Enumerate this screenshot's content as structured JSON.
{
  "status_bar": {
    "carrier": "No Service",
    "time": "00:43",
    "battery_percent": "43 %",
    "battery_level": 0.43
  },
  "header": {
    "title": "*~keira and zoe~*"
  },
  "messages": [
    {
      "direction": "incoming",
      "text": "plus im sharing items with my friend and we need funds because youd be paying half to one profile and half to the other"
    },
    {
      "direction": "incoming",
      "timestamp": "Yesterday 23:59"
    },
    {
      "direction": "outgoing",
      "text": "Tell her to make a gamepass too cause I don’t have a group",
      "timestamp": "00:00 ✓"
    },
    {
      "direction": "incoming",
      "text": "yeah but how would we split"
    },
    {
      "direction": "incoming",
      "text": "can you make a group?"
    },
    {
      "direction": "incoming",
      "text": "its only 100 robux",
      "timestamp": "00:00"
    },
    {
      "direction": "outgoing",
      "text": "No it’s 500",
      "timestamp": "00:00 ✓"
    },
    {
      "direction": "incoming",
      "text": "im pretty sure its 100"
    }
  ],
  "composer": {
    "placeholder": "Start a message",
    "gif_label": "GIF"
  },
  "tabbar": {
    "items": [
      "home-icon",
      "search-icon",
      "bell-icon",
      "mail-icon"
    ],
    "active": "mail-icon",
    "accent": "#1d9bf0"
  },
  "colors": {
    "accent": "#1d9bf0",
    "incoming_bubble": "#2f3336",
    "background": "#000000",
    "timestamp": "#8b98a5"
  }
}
◆ ◆ ◆
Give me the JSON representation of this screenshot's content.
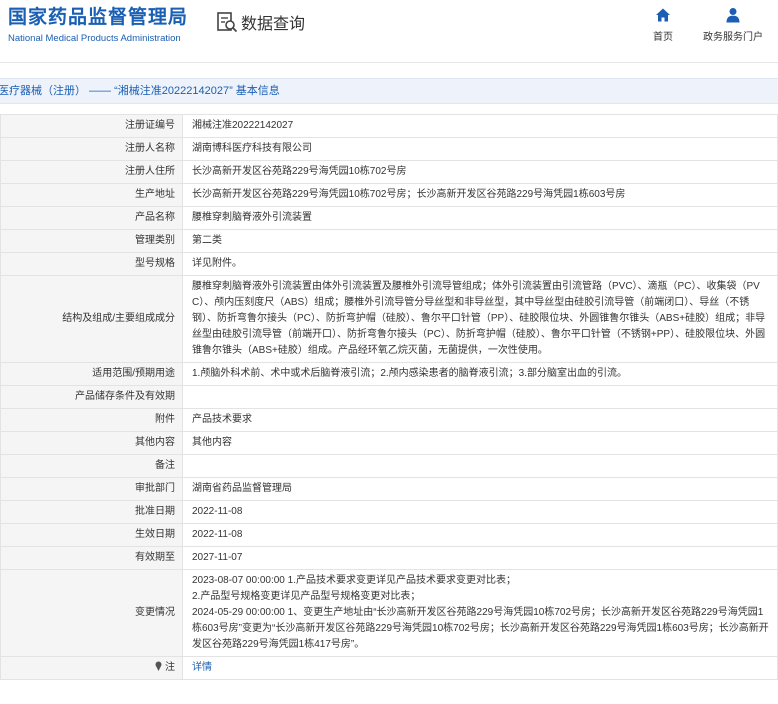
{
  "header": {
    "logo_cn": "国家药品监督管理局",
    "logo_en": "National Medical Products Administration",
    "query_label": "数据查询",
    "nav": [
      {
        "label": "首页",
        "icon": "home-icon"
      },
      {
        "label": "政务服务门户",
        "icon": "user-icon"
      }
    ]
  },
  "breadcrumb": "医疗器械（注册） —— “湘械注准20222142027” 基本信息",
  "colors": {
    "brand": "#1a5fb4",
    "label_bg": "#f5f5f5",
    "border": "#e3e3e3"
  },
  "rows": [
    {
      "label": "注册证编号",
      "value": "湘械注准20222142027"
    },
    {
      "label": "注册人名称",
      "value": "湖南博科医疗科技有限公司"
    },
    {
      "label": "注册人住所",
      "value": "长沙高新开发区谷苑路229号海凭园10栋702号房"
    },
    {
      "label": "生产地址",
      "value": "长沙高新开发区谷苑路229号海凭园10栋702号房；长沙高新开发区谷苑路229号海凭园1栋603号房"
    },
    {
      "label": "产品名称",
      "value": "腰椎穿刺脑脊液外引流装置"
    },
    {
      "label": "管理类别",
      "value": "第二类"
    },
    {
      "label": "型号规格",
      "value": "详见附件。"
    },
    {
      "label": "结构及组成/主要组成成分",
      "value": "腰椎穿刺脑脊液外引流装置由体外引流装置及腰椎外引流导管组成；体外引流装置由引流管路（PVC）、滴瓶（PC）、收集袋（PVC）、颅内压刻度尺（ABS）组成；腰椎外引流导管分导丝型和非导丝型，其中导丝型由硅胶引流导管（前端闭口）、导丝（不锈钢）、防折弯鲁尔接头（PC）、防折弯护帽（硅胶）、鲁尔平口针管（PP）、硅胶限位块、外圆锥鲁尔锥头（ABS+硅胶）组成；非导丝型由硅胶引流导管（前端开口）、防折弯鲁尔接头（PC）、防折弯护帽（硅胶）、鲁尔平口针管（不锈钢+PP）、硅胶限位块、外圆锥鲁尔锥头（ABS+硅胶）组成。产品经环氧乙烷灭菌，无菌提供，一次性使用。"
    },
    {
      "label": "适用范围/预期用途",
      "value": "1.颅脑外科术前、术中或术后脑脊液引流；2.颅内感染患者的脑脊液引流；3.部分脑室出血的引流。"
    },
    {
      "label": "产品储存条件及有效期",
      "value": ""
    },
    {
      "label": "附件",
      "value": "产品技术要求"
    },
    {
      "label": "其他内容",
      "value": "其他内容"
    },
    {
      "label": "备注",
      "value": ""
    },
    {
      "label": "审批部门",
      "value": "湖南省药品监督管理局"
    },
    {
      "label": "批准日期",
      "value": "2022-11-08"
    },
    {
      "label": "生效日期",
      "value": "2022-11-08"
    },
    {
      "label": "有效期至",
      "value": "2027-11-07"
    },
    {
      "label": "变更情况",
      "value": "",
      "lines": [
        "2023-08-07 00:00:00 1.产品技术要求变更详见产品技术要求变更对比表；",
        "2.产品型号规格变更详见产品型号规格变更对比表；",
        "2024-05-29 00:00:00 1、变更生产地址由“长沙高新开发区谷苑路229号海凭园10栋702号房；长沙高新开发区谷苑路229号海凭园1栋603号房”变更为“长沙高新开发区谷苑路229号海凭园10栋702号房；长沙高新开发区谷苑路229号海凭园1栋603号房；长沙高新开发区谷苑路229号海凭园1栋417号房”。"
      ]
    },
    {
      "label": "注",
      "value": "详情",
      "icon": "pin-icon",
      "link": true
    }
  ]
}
◆ ◆ ◆
#### Given request
Copy out every line of the material above that mentions the word "items".

#### Reply to the task
      "text": "plus im sharing items with my friend and we need funds because youd be paying half to one profile and half to the other"
    "items": [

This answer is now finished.